[Problem details]: Within the records that follow, find every line containing the string "arrow". Copy those lines.

########

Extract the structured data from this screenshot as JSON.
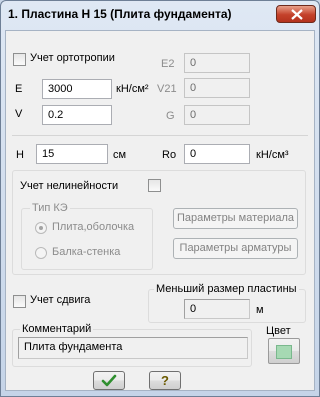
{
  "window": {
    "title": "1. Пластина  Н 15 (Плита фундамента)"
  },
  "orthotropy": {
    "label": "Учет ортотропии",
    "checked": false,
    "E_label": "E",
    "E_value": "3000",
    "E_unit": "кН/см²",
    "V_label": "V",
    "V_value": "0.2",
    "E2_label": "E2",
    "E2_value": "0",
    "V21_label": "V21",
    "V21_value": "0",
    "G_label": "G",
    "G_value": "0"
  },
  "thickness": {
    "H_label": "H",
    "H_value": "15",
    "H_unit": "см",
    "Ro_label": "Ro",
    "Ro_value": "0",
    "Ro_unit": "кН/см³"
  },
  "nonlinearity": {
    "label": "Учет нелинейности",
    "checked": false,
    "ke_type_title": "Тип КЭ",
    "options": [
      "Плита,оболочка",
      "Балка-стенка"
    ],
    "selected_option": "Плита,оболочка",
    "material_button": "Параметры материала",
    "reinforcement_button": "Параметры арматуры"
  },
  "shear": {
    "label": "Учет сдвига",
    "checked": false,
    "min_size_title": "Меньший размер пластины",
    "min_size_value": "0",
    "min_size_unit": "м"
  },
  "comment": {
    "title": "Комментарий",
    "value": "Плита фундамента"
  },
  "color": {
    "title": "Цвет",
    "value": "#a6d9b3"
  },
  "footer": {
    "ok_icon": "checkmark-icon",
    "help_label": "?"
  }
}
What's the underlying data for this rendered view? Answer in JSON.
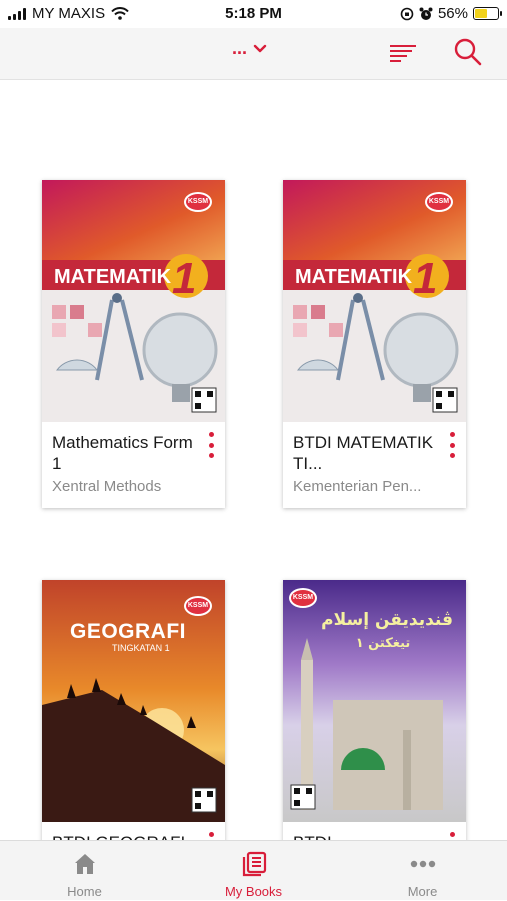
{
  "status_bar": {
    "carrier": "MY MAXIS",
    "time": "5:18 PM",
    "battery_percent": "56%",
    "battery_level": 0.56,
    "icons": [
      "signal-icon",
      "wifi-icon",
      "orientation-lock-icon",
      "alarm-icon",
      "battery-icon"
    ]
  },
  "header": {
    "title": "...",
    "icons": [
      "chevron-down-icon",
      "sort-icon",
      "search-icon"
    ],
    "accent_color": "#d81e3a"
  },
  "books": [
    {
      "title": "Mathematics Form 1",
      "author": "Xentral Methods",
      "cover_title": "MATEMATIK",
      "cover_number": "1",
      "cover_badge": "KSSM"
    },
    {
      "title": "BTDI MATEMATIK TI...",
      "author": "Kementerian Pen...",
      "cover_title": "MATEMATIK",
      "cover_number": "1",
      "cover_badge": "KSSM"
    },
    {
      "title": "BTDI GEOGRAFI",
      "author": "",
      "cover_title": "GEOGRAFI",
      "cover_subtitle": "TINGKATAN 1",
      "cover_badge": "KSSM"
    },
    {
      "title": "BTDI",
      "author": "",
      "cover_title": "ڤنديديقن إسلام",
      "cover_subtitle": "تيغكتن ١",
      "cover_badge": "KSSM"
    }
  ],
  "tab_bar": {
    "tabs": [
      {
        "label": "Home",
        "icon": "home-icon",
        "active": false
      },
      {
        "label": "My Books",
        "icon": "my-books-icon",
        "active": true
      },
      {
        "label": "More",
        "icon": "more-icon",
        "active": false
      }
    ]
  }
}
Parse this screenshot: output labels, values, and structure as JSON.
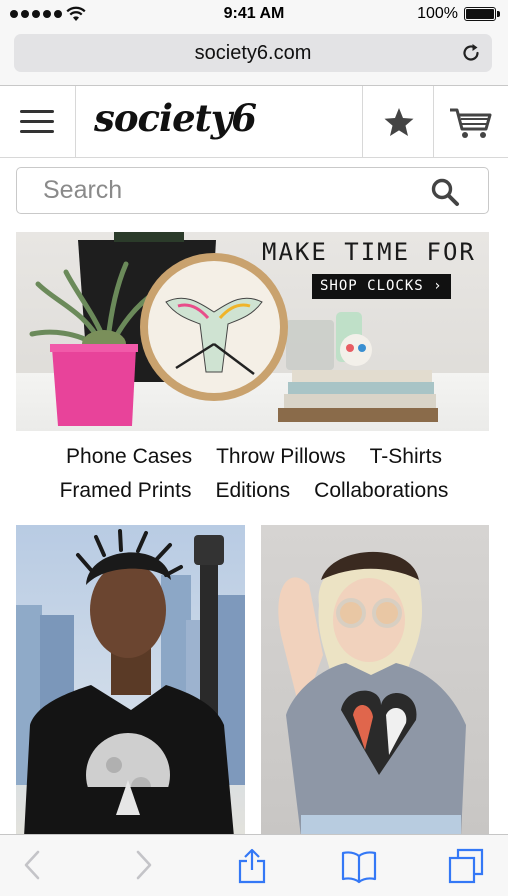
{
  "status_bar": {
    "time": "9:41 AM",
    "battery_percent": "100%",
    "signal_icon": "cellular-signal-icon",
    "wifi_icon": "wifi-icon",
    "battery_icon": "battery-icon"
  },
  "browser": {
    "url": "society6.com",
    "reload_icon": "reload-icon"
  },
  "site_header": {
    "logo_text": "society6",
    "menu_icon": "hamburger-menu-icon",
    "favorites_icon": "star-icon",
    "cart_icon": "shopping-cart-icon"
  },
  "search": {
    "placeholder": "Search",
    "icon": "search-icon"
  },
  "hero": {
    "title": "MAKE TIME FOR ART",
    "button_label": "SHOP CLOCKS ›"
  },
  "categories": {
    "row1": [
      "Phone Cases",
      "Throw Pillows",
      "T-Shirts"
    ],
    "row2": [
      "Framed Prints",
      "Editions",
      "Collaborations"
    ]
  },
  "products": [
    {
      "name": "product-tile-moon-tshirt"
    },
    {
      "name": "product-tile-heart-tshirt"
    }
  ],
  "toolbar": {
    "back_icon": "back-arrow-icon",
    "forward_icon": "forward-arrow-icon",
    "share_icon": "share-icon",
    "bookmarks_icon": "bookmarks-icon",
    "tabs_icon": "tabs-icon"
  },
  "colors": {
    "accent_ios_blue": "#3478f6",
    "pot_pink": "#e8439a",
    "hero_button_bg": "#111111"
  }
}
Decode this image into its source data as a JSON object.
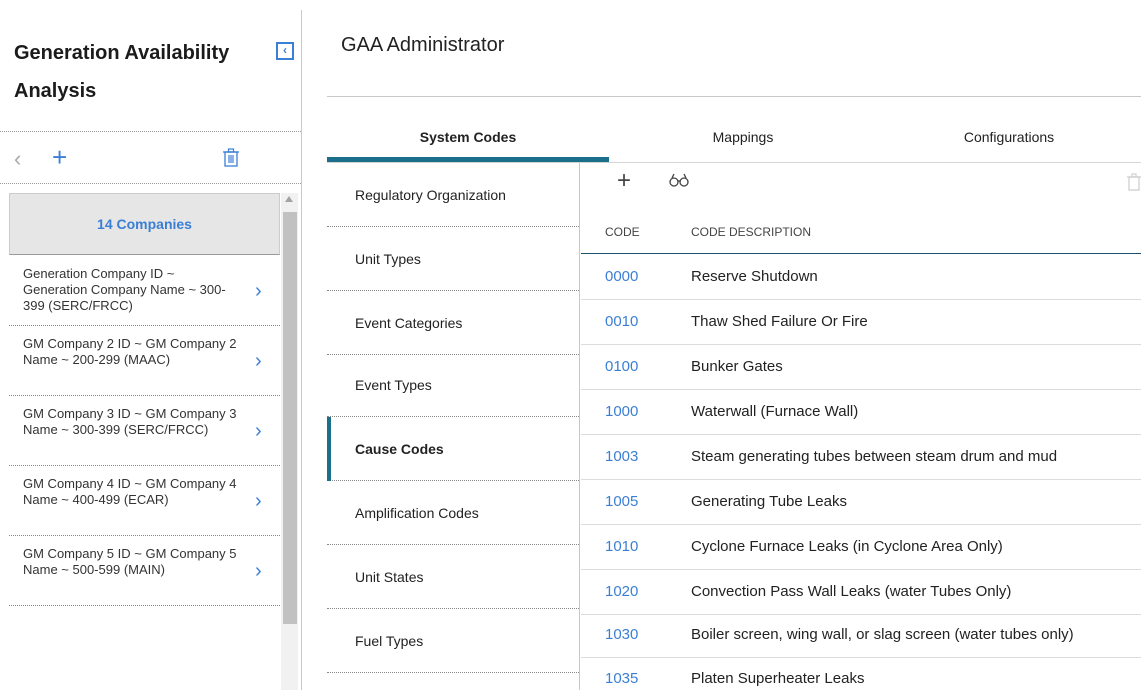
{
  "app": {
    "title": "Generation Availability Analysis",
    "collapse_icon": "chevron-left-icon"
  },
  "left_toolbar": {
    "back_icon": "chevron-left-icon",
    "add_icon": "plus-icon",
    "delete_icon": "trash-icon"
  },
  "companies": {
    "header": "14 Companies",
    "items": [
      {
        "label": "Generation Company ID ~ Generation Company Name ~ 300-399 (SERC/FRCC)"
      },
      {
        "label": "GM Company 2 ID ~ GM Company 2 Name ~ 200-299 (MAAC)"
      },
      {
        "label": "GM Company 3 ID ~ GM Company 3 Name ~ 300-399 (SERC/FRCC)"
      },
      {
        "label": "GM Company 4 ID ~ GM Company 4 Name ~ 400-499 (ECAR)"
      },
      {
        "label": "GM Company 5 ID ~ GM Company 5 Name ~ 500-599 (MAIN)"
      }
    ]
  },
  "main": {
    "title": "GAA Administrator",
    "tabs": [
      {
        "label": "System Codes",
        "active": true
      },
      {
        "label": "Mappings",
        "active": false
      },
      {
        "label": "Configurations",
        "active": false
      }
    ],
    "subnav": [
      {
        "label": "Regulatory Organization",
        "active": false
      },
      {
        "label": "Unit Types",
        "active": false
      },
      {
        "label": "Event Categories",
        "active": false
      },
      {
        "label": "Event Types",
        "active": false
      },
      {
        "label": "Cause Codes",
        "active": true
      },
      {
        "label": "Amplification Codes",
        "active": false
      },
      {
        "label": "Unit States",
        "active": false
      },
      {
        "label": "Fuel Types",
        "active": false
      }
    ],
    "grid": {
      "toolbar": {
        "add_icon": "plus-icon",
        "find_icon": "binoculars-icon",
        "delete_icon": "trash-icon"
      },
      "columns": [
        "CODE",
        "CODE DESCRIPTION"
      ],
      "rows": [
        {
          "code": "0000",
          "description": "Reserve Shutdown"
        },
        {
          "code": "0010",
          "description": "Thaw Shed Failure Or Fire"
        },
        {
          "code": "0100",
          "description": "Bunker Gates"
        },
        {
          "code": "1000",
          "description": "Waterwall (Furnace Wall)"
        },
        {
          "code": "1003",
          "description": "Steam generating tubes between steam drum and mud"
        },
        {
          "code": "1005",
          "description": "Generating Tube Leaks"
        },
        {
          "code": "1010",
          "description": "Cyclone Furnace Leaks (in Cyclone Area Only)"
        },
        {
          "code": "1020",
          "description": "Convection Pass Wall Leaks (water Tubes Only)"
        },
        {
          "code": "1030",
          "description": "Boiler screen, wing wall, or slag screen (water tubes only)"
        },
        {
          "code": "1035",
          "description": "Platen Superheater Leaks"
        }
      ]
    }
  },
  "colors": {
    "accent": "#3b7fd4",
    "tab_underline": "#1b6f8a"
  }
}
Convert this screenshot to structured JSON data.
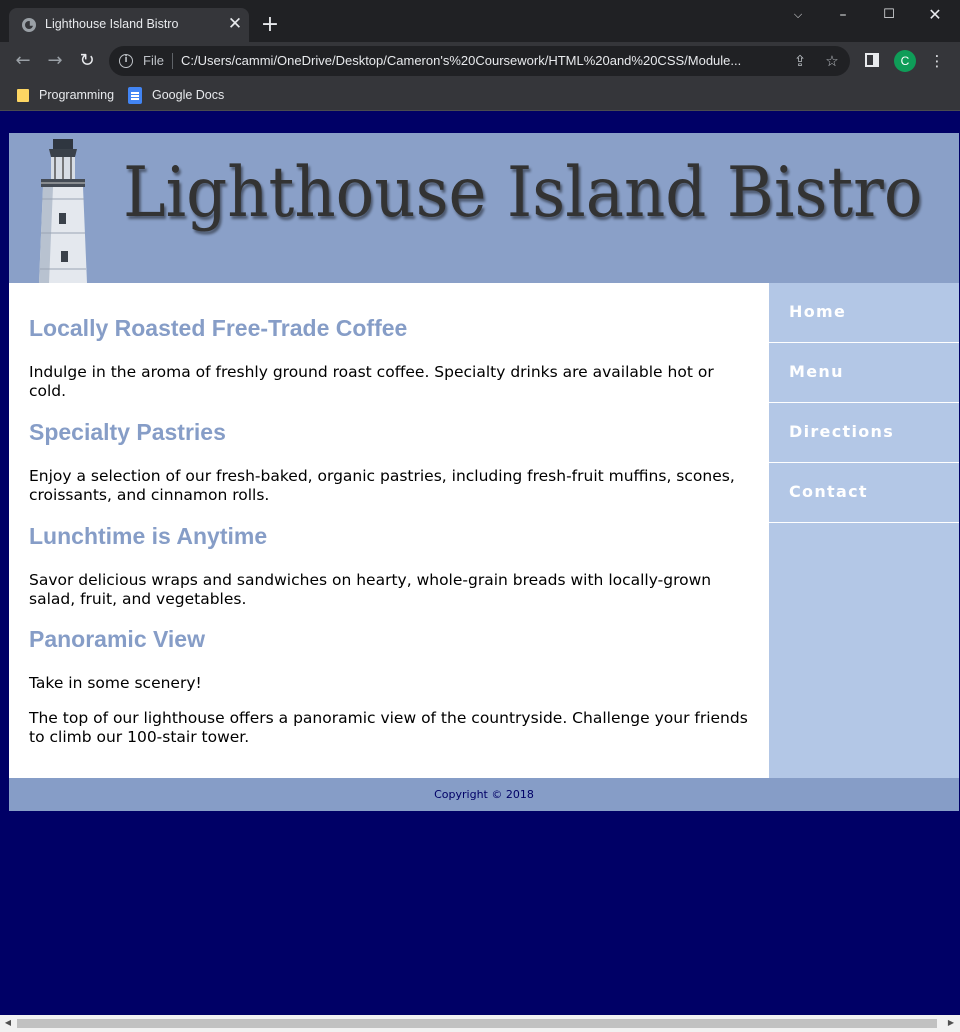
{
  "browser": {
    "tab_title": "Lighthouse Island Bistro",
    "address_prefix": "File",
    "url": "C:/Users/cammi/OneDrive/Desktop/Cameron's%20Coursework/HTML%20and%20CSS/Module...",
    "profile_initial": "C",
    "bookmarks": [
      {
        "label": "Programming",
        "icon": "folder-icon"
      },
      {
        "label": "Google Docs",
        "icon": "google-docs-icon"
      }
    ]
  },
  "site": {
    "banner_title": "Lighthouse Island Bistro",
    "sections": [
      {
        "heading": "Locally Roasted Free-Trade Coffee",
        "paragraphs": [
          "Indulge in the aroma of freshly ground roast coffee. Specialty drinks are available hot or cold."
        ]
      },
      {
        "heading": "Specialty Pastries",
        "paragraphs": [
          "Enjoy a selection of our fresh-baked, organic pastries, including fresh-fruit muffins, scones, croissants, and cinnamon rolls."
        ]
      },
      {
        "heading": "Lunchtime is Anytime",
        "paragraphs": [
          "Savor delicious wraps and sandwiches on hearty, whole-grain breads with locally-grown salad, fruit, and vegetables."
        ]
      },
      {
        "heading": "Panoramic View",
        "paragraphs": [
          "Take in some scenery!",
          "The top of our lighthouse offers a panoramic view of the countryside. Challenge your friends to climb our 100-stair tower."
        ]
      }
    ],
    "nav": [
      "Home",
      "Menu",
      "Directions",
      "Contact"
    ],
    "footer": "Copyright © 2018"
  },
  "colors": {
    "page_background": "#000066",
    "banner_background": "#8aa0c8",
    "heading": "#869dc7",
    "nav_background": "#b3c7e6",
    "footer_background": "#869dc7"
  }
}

########

[Expected output]:
    "back_icon": "back-arrow-icon",
    "forward_icon": "forward-arrow-icon",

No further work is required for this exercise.